▸ **Entries shown**
↓
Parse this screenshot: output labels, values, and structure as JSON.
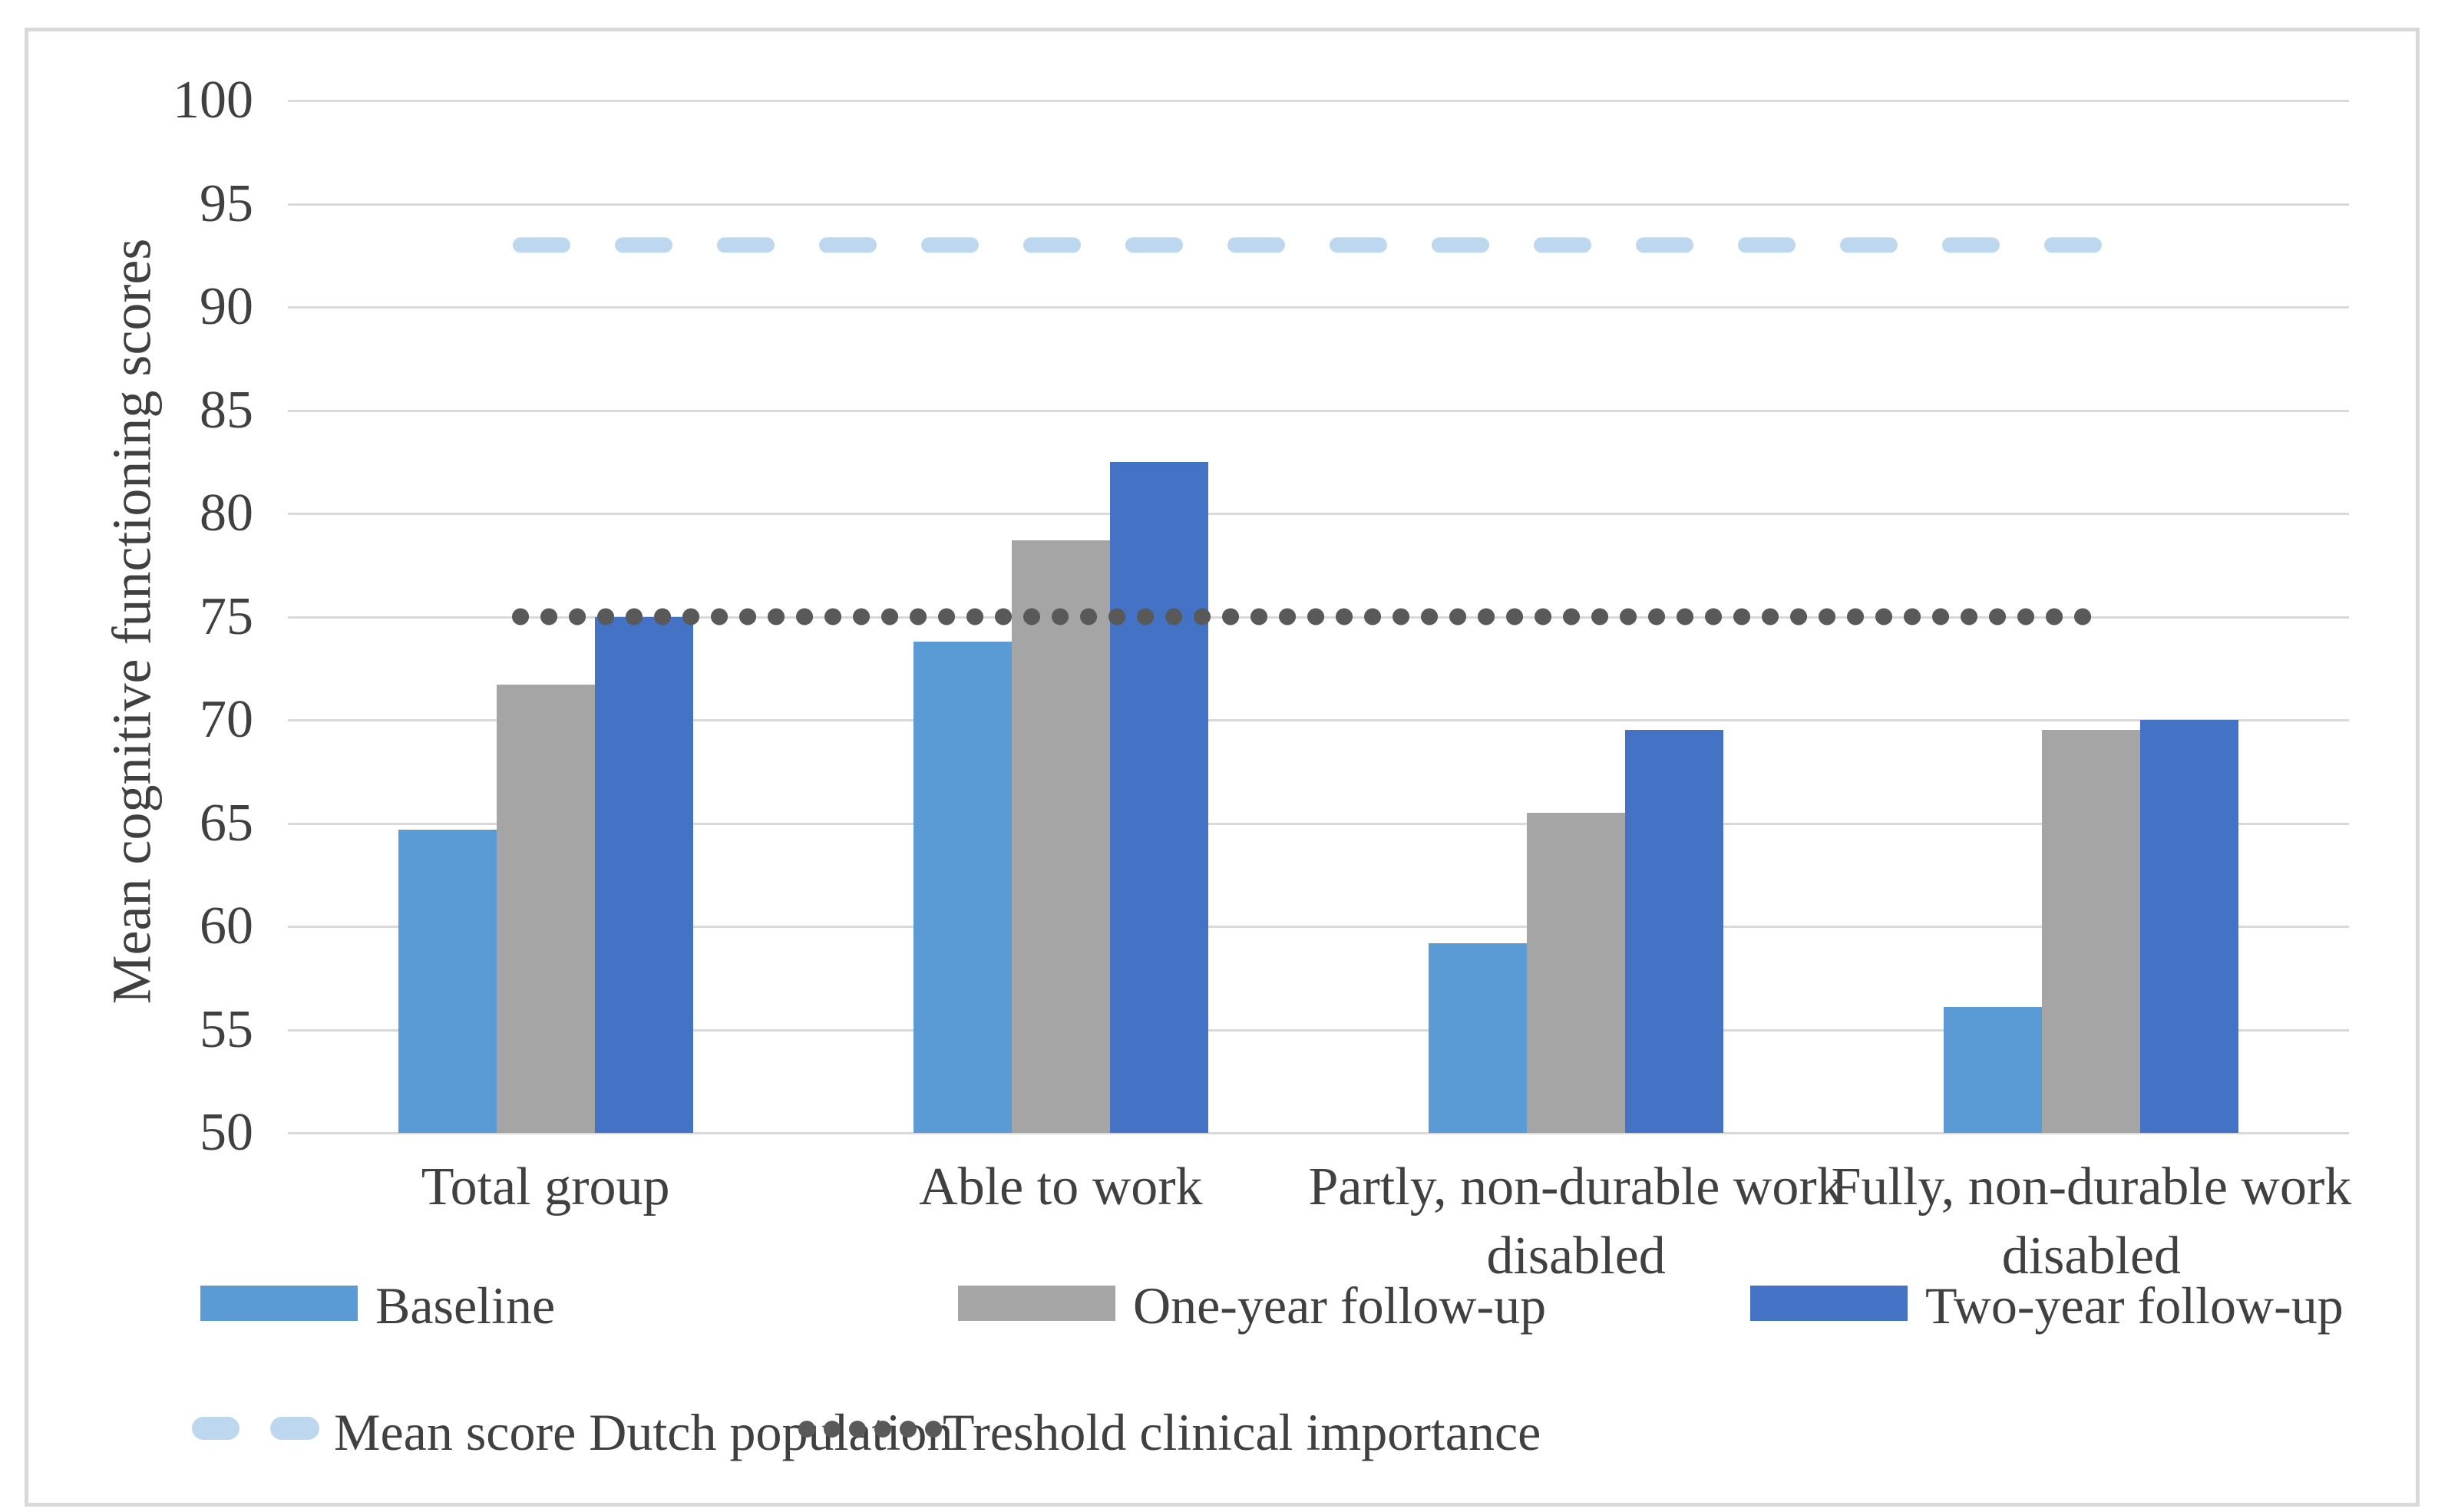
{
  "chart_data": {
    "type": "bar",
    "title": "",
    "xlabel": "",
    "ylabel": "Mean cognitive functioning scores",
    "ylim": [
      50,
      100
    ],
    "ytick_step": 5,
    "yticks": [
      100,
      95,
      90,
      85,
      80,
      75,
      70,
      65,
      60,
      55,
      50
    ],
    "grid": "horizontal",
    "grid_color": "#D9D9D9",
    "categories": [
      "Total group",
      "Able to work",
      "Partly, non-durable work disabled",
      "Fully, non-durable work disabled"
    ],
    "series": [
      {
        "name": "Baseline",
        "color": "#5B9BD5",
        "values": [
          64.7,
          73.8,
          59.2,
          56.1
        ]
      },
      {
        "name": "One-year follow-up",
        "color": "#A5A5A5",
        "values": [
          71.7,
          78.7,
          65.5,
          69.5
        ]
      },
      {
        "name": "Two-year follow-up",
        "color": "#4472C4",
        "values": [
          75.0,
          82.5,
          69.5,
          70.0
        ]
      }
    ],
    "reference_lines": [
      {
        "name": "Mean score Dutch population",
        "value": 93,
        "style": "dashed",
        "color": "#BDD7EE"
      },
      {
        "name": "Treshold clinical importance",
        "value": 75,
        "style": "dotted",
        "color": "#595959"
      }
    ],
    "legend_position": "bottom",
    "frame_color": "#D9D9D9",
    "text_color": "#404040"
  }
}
↑
↓
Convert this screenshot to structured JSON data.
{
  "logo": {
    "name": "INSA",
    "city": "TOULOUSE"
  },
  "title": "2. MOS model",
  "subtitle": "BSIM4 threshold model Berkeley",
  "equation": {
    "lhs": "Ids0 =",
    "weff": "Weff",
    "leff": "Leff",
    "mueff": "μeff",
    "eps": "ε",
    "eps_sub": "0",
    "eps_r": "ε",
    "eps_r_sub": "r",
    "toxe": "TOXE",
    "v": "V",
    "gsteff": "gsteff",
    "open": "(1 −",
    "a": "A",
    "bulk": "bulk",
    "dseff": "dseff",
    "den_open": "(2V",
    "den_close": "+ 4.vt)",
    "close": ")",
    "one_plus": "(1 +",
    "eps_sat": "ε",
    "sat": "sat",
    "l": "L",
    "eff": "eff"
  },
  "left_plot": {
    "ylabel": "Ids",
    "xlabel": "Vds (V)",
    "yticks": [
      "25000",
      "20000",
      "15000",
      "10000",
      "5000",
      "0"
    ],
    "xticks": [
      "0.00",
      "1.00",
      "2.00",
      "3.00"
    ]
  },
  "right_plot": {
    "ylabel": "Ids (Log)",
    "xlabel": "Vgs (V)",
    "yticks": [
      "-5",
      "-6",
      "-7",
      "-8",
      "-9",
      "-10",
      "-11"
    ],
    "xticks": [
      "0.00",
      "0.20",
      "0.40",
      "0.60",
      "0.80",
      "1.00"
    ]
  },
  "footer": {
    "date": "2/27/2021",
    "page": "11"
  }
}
↑
Scan the records above, count the lines with "this" in them, and give only the number.

▸ **Task response**
2